Goal: Reproduce the entries in full, with no changes.

(Stored records)
▬▬▬▬▬▬

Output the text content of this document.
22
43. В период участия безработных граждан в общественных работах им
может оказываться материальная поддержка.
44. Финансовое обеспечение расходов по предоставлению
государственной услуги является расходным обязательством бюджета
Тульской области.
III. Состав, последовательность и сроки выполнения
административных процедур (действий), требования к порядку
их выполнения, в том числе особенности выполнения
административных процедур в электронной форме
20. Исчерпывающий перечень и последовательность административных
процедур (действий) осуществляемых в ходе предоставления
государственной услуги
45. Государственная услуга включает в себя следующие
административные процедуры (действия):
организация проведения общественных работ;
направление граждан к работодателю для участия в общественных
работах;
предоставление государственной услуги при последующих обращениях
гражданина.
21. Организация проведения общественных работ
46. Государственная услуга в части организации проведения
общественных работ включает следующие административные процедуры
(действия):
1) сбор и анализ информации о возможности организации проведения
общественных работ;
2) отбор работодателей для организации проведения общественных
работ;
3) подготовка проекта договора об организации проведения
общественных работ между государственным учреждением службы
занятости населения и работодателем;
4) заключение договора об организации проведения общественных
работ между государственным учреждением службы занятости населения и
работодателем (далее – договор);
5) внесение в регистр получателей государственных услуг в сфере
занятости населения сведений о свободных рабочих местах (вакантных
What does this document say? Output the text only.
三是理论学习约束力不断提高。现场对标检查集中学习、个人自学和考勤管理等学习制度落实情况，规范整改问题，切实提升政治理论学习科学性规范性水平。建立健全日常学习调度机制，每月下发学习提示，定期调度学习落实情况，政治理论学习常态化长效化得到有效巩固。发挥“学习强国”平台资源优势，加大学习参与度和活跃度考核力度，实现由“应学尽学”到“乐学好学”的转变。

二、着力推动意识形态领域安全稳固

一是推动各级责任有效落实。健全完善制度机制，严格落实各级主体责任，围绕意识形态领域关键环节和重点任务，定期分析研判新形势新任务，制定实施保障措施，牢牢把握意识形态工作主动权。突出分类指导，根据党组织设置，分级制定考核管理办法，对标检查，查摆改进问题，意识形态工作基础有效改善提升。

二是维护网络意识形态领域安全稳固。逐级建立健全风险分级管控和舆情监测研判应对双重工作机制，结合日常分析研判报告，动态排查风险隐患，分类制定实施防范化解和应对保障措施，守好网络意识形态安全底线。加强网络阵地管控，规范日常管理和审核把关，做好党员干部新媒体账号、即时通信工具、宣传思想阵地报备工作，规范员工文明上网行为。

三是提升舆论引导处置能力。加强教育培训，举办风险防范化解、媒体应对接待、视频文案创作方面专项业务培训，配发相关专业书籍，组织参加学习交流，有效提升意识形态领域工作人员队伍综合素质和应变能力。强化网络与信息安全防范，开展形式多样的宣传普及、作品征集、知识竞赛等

▬▬▬▬▬▬

Answer below:
Output the text content of this document.
22
43. В период участия безработных граждан в общественных работах им
может оказываться материальная поддержка.
44. Финансовое обеспечение расходов по предоставлению
государственной услуги является расходным обязательством бюджета
Тульской области.
III. Состав, последовательность и сроки выполнения
административных процедур (действий), требования к порядку
их выполнения, в том числе особенности выполнения
административных процедур в электронной форме
20. Исчерпывающий перечень и последовательность административных
процедур (действий) осуществляемых в ходе предоставления
государственной услуги
45. Государственная услуга включает в себя следующие
административные процедуры (действия):
организация проведения общественных работ;
направление граждан к работодателю для участия в общественных
работах;
предоставление государственной услуги при последующих обращениях
гражданина.
21. Организация проведения общественных работ
46. Государственная услуга в части организации проведения
общественных работ включает следующие административные процедуры
(действия):
1) сбор и анализ информации о возможности организации проведения
общественных работ;
2) отбор работодателей для организации проведения общественных
работ;
3) подготовка проекта договора об организации проведения
общественных работ между государственным учреждением службы
занятости населения и работодателем;
4) заключение договора об организации проведения общественных
работ между государственным учреждением службы занятости населения и
работодателем (далее – договор);
5) внесение в регистр получателей государственных услуг в сфере
занятости населения сведений о свободных рабочих местах (вакантных
What does this document say? Output the text only.
三是理论学习约束力不断提高。现场对标检查集中学习、个人自学和考勤管理等学习制度落实情况，规范整改问题，切实提升政治理论学习科学性规范性水平。建立健全日常学习调度机制，每月下发学习提示，定期调度学习落实情况，政治理论学习常态化长效化得到有效巩固。发挥“学习强国”平台资源优势，加大学习参与度和活跃度考核力度，实现由“应学尽学”到“乐学好学”的转变。

二、着力推动意识形态领域安全稳固

一是推动各级责任有效落实。健全完善制度机制，严格落实各级主体责任，围绕意识形态领域关键环节和重点任务，定期分析研判新形势新任务，制定实施保障措施，牢牢把握意识形态工作主动权。突出分类指导，根据党组织设置，分级制定考核管理办法，对标检查，查摆改进问题，意识形态工作基础有效改善提升。

二是维护网络意识形态领域安全稳固。逐级建立健全风险分级管控和舆情监测研判应对双重工作机制，结合日常分析研判报告，动态排查风险隐患，分类制定实施防范化解和应对保障措施，守好网络意识形态安全底线。加强网络阵地管控，规范日常管理和审核把关，做好党员干部新媒体账号、即时通信工具、宣传思想阵地报备工作，规范员工文明上网行为。

三是提升舆论引导处置能力。加强教育培训，举办风险防范化解、媒体应对接待、视频文案创作方面专项业务培训，配发相关专业书籍，组织参加学习交流，有效提升意识形态领域工作人员队伍综合素质和应变能力。强化网络与信息安全防范，开展形式多样的宣传普及、作品征集、知识竞赛等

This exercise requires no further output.